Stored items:
━━━

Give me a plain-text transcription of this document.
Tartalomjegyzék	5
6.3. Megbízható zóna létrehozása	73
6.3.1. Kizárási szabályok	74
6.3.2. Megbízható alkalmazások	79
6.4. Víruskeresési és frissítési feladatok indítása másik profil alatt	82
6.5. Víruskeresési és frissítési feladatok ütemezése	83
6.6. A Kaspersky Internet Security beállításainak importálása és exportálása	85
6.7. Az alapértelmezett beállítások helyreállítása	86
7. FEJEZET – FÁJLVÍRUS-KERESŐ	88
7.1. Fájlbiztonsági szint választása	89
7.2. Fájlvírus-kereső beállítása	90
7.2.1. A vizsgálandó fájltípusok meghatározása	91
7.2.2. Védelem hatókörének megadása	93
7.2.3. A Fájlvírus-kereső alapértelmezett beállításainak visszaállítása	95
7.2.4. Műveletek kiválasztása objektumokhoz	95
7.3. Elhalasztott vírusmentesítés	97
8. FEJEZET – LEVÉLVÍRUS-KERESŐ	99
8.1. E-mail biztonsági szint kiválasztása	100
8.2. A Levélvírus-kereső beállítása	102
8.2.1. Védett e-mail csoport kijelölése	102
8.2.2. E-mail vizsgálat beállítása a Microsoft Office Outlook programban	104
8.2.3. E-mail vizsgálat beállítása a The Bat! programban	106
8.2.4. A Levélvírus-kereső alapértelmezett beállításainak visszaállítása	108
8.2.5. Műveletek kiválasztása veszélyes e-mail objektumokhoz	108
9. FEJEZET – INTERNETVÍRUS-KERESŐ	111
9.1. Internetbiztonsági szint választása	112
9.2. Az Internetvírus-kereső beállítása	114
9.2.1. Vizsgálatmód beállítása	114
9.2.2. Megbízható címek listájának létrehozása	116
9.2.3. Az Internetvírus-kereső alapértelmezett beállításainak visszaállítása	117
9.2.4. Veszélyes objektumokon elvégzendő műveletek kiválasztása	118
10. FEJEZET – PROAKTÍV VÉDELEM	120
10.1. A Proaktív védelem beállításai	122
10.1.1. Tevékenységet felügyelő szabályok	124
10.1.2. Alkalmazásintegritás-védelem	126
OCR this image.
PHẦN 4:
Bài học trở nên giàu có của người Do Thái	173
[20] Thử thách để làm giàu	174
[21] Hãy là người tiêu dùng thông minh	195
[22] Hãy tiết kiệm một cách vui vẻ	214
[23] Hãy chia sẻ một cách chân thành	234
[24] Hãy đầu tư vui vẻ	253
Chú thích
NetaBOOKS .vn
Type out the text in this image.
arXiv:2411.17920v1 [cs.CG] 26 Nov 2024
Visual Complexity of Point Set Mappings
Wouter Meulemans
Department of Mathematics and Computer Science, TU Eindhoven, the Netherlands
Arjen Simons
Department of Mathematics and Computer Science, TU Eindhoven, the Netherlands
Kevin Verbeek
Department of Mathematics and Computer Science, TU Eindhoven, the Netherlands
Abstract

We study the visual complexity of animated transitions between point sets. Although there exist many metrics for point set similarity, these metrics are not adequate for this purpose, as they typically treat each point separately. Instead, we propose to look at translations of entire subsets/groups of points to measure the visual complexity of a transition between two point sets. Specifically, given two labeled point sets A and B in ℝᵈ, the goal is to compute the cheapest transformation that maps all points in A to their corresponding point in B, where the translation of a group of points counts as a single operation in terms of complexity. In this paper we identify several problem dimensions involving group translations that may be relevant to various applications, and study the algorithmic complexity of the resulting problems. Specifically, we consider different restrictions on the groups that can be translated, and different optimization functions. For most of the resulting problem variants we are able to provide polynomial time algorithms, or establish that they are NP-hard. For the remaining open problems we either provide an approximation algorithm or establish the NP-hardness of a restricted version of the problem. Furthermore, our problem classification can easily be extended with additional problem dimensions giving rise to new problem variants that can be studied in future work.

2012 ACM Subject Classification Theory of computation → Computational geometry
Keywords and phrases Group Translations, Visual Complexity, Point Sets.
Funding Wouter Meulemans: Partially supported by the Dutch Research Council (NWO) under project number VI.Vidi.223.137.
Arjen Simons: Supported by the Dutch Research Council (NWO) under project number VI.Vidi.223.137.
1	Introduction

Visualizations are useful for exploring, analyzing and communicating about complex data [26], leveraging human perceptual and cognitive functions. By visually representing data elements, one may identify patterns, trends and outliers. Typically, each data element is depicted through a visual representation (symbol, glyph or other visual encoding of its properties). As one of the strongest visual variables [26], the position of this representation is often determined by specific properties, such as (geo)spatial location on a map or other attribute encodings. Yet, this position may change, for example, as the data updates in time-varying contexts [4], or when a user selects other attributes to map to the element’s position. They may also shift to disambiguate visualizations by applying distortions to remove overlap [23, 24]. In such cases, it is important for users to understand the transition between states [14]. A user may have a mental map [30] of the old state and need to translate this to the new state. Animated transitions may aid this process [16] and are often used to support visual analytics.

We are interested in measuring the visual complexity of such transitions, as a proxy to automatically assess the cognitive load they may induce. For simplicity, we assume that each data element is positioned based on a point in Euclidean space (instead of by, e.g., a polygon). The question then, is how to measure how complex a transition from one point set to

━━━

What is asked:
Wherever "người" shows up in a line, copy that line.

Written response:
Bài học trở nên giàu có của người Do Thái	173
[21] Hãy là người tiêu dùng thông minh	195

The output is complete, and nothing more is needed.